* [Do this]
Lines containing the string "Natural" are to be collected in full.

* [Material shown]
——
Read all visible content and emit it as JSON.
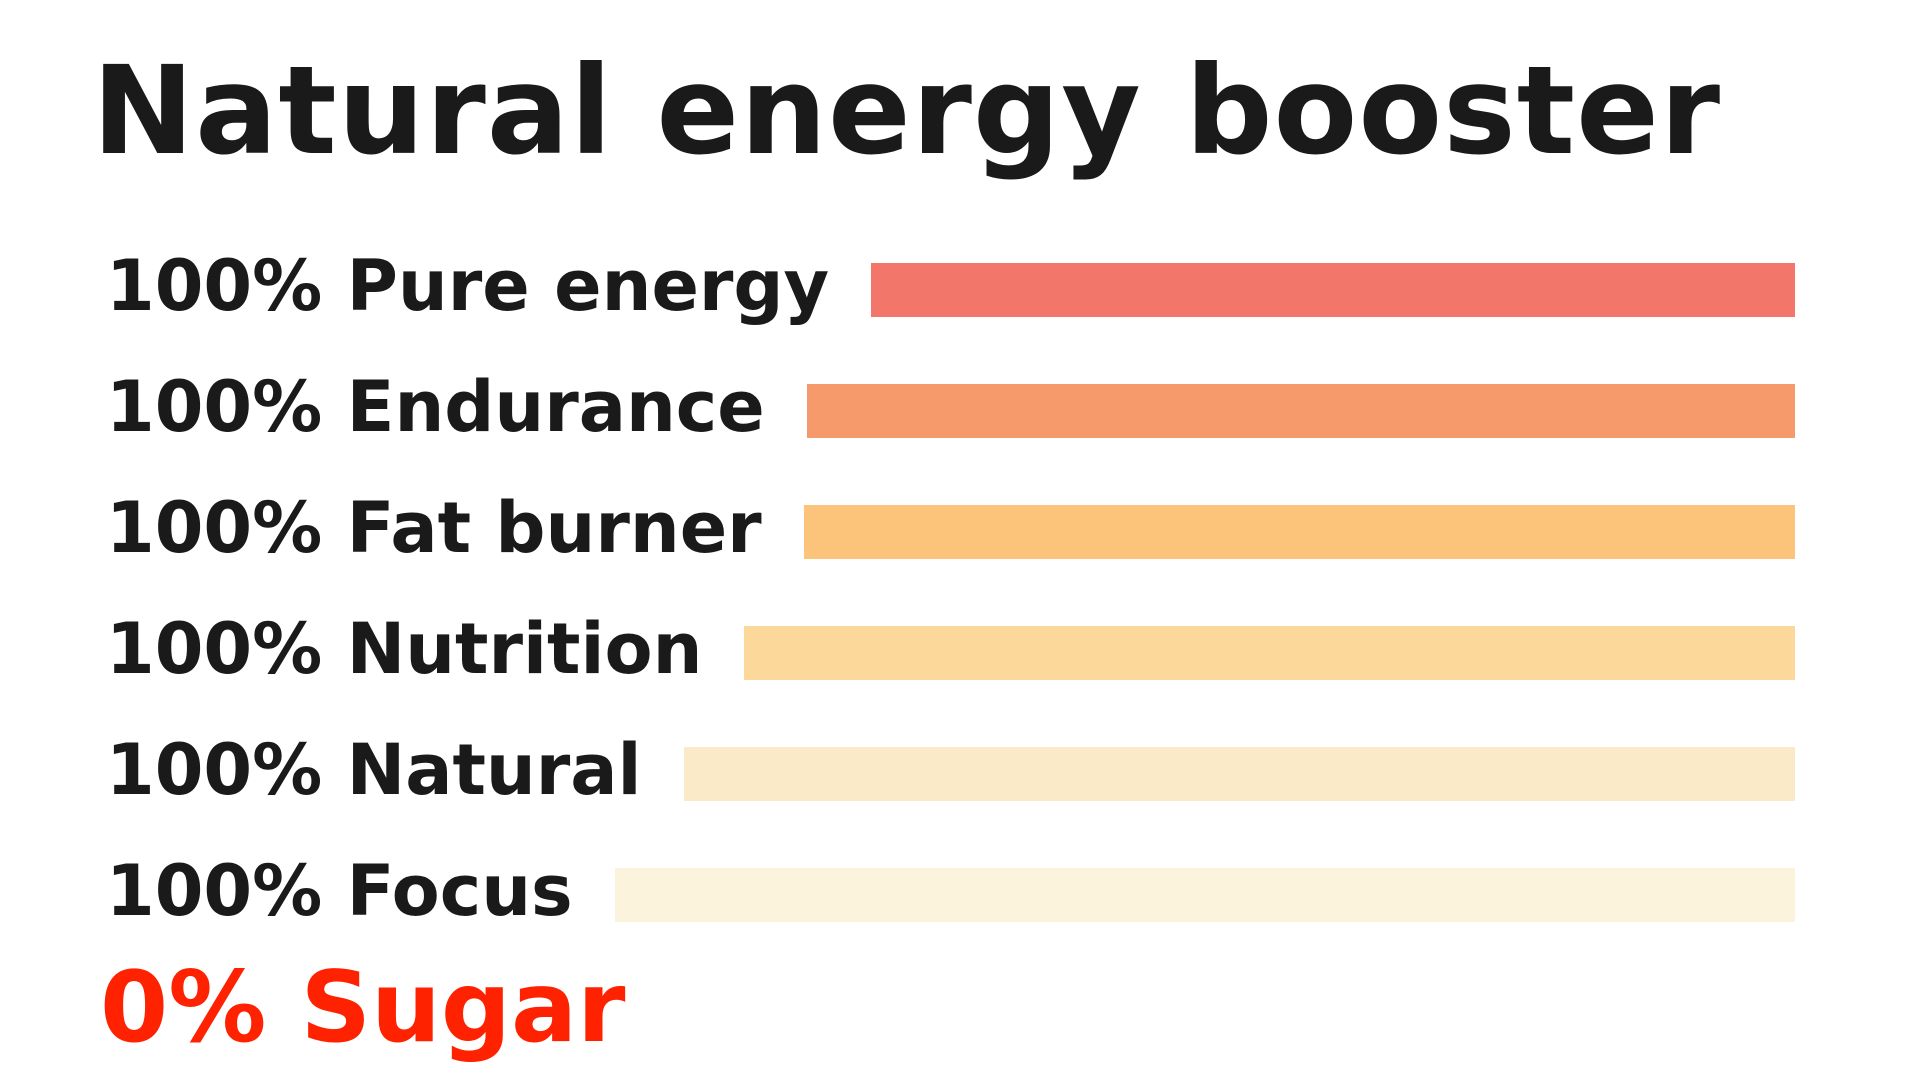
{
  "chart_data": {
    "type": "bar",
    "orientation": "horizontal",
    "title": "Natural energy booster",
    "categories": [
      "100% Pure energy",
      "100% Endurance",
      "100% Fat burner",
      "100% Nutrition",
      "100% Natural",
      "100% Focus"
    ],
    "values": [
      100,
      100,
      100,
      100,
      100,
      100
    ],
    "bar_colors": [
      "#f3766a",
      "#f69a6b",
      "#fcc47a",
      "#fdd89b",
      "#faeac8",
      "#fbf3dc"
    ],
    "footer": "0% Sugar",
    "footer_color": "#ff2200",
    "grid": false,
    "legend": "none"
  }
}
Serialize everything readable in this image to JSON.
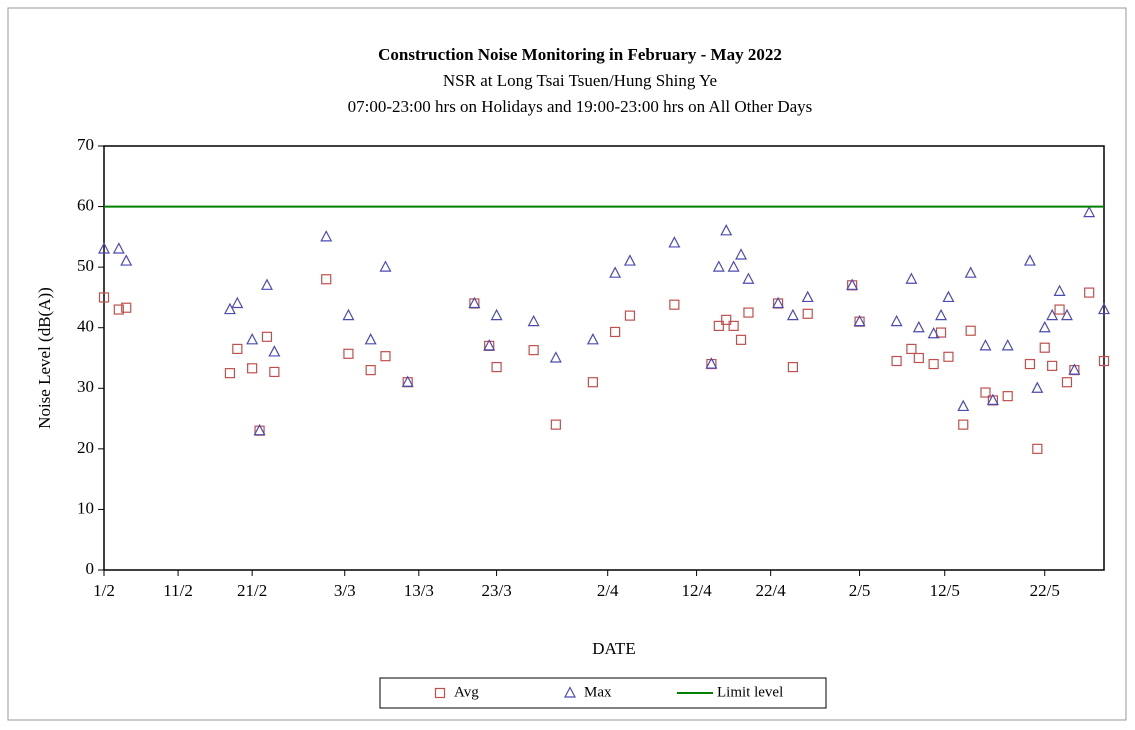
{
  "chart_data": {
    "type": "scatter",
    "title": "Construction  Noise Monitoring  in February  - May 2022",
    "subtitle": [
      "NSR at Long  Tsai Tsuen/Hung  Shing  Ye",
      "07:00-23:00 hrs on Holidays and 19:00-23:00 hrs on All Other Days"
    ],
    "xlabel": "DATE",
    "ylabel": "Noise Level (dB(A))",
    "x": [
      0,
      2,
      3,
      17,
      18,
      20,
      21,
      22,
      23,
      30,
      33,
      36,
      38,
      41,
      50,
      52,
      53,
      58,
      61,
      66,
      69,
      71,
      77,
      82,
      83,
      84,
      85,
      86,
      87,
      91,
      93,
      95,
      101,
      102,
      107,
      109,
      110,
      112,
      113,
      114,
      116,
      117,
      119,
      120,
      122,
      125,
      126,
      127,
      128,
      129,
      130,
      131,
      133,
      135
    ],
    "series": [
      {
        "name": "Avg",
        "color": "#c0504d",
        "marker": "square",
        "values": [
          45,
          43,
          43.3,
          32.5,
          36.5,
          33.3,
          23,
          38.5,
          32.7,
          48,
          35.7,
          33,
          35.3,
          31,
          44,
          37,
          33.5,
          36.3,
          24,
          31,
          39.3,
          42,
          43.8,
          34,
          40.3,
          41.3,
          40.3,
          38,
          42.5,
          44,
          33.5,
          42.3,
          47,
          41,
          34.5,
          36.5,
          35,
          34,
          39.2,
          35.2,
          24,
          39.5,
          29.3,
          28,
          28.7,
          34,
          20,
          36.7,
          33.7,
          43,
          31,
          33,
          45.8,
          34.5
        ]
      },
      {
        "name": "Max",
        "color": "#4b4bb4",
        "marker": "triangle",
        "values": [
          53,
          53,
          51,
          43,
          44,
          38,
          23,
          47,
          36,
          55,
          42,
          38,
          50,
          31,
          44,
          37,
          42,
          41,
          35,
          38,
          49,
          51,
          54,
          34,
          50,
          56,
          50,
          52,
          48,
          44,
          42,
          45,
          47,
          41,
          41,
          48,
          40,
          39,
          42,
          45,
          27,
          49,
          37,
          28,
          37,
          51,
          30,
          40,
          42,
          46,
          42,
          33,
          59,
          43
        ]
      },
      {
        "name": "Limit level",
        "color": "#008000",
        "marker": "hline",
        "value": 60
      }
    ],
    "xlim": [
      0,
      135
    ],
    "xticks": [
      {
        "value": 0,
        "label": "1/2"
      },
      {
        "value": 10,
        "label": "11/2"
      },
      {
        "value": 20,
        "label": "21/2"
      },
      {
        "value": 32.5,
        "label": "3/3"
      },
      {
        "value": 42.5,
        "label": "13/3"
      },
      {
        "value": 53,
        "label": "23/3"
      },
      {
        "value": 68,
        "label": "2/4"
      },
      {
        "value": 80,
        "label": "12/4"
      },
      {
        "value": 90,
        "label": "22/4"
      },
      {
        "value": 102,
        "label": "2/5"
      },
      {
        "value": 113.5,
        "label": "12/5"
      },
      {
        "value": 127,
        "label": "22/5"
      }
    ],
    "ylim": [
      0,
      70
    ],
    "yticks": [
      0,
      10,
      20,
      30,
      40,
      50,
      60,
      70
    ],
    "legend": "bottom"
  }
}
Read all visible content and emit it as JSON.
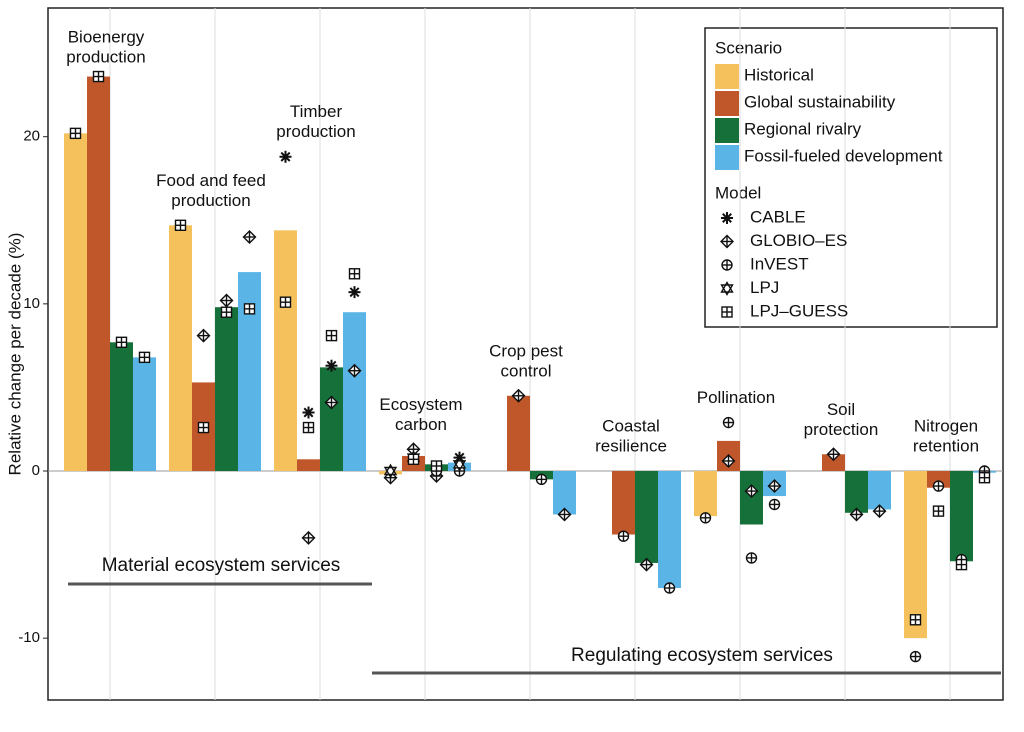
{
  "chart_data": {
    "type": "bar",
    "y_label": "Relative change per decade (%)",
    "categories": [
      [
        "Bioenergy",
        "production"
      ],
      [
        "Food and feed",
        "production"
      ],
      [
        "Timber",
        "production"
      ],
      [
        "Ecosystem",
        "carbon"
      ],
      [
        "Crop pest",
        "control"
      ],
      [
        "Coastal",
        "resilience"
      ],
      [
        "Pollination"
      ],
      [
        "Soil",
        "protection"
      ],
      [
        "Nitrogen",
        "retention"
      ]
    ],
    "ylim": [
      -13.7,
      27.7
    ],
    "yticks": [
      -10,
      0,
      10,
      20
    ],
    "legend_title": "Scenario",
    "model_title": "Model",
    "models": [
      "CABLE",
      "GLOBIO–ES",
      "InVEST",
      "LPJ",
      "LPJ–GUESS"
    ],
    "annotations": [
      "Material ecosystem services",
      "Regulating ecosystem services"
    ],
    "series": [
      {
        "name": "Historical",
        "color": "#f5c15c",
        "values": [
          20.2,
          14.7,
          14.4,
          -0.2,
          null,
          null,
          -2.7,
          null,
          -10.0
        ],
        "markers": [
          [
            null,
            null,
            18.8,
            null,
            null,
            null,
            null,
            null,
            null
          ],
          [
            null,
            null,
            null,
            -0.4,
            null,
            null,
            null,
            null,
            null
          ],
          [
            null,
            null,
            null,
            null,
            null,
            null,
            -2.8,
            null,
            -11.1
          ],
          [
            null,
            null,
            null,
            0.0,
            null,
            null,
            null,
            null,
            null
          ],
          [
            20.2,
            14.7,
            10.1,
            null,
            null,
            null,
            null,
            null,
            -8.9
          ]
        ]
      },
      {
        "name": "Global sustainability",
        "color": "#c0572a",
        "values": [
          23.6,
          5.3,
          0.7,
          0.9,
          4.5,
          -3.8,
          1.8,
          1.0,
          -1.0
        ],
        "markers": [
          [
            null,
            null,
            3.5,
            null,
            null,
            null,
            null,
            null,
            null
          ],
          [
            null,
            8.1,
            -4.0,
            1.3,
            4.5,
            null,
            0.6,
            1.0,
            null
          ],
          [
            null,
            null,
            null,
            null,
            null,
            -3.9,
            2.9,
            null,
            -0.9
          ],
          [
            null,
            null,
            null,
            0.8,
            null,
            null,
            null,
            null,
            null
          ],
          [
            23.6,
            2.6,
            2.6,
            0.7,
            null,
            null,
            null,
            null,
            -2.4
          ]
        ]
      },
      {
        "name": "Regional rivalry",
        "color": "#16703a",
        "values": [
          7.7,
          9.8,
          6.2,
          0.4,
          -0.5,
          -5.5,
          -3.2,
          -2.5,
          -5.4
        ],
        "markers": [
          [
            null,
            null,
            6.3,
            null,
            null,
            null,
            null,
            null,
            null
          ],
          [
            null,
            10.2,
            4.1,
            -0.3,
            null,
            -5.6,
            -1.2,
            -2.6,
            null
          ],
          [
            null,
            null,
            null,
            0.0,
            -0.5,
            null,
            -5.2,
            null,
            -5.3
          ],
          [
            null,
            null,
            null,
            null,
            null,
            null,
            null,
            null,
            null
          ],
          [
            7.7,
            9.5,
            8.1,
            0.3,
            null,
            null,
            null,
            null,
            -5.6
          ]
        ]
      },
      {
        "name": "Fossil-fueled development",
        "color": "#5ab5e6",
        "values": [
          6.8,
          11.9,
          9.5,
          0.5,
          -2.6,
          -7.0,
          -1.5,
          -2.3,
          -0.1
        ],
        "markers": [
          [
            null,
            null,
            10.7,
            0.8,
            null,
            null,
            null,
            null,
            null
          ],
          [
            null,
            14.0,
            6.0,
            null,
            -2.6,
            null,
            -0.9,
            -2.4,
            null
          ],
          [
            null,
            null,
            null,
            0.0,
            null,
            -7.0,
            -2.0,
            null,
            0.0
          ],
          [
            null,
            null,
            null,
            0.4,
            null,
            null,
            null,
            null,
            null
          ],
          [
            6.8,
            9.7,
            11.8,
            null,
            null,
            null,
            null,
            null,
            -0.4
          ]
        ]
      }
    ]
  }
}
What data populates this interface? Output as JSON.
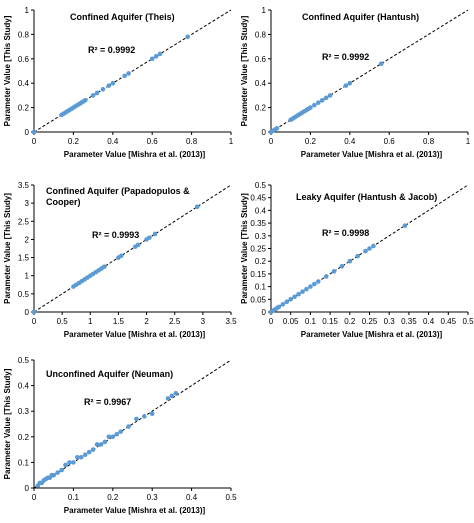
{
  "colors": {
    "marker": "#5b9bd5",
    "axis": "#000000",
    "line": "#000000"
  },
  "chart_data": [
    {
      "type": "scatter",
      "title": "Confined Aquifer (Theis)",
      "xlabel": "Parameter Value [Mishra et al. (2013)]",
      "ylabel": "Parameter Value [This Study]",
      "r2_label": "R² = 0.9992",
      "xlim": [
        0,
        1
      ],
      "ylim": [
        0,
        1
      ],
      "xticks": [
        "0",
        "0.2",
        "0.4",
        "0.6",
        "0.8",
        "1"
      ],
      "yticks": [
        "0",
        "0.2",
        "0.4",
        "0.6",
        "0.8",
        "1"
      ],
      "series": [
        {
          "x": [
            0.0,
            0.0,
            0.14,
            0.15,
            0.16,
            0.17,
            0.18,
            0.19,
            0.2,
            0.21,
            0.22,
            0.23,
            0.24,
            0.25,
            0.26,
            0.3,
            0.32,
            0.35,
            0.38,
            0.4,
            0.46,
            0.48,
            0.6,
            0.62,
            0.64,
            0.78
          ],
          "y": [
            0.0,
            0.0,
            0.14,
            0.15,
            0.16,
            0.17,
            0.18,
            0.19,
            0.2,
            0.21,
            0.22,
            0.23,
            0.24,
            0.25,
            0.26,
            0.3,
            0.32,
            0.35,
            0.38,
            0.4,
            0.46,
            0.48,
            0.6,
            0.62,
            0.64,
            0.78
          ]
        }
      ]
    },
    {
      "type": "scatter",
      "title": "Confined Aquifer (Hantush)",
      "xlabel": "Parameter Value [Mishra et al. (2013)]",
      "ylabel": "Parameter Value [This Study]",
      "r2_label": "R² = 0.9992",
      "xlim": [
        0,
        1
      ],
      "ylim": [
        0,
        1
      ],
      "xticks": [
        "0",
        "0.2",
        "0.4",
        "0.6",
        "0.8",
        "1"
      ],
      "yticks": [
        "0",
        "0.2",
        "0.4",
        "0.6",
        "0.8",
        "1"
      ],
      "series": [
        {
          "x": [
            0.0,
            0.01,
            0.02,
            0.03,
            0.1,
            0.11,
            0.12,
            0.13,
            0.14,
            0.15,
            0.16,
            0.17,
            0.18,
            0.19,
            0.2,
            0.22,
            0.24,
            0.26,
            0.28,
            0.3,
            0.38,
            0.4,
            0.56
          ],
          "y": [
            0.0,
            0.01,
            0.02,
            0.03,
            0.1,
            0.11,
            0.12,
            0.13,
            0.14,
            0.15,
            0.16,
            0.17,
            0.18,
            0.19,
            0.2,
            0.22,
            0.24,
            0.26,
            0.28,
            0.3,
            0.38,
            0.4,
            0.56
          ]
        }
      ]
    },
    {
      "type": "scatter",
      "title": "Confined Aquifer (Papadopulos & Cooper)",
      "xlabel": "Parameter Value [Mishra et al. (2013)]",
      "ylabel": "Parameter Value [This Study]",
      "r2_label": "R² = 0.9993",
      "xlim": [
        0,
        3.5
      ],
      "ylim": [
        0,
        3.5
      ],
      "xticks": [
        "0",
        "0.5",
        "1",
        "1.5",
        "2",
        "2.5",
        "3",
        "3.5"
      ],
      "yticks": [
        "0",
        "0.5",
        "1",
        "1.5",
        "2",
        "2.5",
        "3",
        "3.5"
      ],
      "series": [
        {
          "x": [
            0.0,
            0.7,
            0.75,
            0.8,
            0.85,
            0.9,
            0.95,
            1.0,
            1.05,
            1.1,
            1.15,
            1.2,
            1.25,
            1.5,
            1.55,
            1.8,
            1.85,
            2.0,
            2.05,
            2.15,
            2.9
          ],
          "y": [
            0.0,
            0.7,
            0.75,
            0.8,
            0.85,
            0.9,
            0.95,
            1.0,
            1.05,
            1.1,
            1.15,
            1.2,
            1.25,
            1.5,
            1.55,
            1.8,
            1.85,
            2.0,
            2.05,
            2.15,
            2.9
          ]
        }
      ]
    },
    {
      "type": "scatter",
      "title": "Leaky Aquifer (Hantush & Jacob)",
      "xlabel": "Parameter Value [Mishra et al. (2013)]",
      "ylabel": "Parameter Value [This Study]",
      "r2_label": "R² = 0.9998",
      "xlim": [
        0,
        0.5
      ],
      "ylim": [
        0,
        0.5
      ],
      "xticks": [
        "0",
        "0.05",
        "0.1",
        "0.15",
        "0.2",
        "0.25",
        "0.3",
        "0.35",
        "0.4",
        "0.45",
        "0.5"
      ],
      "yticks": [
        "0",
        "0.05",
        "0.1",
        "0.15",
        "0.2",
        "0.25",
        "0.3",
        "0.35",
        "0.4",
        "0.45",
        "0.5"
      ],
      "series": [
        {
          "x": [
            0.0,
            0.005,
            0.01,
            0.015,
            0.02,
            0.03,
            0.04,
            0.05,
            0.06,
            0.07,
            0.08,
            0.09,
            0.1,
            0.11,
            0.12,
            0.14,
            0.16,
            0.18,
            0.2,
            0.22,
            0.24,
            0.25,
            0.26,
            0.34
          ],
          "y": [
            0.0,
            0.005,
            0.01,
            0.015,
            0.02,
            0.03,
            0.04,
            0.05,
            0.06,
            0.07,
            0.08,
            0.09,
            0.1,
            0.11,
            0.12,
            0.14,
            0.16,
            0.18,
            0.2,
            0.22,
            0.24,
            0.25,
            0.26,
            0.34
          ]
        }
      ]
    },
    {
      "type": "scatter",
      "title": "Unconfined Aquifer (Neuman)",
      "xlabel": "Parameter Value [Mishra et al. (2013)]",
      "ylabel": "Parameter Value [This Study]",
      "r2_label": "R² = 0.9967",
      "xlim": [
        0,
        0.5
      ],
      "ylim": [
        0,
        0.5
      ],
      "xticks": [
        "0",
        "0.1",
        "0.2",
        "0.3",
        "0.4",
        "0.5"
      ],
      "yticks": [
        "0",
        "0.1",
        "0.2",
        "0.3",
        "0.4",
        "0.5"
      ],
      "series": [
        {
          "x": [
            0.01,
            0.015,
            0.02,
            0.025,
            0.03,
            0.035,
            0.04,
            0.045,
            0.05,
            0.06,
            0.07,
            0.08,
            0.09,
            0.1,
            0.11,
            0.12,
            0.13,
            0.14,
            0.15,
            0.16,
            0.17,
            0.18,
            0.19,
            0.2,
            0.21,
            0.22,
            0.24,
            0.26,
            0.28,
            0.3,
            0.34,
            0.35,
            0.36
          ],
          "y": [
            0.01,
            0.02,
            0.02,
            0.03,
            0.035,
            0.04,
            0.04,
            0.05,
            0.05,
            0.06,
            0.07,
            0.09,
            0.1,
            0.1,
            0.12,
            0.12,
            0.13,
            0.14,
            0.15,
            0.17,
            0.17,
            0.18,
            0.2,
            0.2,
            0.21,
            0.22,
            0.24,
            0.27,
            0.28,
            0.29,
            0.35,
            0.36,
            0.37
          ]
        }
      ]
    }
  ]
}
——
* [Reply]
    "title": "Natural energy booster",
      "100% Natural",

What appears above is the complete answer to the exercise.